(Data entries)
━━━━━━━━━━━━━━━━━━━━━━━━━━━━━━

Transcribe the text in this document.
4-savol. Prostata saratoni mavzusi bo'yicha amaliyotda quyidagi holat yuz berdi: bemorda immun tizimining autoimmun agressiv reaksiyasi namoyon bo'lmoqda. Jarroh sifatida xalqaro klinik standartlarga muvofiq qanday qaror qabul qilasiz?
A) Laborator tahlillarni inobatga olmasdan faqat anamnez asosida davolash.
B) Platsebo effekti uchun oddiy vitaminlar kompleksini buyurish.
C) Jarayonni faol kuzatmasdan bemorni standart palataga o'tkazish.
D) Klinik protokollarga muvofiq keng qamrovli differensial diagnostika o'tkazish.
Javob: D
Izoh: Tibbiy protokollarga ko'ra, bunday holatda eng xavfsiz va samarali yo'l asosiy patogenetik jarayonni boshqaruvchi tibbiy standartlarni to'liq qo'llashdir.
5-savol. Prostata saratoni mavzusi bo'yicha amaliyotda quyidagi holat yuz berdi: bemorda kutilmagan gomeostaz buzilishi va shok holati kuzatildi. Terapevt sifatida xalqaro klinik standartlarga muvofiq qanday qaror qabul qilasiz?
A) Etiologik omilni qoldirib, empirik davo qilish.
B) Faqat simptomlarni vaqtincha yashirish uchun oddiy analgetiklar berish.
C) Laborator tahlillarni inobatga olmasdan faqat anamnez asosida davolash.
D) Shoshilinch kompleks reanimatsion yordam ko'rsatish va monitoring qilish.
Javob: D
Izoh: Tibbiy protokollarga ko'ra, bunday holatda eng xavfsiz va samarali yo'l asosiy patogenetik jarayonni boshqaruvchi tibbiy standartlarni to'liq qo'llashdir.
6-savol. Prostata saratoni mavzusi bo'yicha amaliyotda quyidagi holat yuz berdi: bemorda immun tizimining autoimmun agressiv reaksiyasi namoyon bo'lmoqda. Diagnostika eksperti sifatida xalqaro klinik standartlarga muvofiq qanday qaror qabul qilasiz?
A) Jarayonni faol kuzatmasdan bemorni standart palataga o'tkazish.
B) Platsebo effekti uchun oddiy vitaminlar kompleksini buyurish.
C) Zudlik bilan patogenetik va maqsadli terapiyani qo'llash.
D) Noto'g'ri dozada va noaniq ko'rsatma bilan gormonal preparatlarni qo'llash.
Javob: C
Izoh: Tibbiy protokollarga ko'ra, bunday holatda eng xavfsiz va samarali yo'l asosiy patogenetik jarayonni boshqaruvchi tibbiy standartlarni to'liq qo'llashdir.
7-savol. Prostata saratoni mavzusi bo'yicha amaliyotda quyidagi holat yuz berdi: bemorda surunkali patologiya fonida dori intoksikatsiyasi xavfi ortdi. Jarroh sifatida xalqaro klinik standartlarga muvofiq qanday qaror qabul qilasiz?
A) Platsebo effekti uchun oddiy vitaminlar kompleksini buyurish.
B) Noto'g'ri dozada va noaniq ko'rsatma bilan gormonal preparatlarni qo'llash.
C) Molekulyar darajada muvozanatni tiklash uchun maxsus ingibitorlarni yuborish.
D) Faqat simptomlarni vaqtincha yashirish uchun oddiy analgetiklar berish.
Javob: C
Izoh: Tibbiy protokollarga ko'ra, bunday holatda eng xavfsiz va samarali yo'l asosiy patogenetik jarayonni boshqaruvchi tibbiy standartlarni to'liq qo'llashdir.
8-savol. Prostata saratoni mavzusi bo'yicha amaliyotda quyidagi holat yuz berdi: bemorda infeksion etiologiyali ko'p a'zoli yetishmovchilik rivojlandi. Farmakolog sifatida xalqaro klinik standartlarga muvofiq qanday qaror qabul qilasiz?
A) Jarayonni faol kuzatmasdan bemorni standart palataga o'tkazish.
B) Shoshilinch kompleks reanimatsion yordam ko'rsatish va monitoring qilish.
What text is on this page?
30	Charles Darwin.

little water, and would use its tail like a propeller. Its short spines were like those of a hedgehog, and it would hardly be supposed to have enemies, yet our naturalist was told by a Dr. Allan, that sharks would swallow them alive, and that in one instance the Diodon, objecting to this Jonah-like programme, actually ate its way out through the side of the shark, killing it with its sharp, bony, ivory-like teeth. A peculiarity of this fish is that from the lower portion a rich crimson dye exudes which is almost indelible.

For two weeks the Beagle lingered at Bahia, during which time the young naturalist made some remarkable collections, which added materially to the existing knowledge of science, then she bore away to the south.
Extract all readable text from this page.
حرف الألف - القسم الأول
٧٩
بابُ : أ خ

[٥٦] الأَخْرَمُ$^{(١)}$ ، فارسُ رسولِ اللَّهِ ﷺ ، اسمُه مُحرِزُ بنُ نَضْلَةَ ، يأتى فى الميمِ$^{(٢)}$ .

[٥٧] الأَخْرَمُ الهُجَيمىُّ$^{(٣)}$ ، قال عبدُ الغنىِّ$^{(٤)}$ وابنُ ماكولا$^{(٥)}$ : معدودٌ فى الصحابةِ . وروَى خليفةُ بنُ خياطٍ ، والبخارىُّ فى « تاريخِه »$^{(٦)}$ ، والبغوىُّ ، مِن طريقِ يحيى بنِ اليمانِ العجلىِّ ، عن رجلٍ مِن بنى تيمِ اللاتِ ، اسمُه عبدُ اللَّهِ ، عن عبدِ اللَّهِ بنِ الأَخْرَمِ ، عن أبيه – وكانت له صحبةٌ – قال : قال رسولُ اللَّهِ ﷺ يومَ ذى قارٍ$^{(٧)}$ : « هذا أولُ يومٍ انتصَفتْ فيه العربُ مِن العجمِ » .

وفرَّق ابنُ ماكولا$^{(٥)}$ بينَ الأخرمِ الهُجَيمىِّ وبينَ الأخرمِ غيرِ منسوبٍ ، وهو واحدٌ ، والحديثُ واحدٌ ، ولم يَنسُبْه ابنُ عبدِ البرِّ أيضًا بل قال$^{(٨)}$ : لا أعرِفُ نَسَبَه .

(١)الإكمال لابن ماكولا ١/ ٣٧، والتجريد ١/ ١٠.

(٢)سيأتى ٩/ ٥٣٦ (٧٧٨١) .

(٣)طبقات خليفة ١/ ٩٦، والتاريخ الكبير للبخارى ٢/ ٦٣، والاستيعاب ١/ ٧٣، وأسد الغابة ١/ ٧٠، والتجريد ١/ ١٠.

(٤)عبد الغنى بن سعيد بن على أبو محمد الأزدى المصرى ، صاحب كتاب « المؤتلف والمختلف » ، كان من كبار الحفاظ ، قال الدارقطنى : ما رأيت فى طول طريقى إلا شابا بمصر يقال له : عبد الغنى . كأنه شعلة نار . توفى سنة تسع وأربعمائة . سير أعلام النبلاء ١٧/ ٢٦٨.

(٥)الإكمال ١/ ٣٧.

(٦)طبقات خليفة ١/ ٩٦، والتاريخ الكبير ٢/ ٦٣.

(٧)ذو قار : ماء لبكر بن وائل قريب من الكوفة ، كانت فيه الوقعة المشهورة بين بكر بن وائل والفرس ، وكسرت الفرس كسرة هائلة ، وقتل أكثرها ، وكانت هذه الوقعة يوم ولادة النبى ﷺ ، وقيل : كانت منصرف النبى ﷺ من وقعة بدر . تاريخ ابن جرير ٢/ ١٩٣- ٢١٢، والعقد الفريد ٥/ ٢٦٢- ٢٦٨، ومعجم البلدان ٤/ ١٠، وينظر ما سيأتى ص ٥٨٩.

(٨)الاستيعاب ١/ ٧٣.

━━━━━━━━━━━━━━━━━━━━━━━━━━━━━━

Task = Identify the lines above with the word "namoyon". Copy them.

Completed task =
4-savol. Prostata saratoni mavzusi bo'yicha amaliyotda quyidagi holat yuz berdi: bemorda immun tizimining autoimmun agressiv reaksiyasi namoyon bo'lmoqda. Jarroh sifatida xalqaro klinik standartlarga muvofiq qanday qaror qabul qilasiz?
6-savol. Prostata saratoni mavzusi bo'yicha amaliyotda quyidagi holat yuz berdi: bemorda immun tizimining autoimmun agressiv reaksiyasi namoyon bo'lmoqda. Diagnostika eksperti sifatida xalqaro klinik standartlarga muvofiq qanday qaror qabul qilasiz?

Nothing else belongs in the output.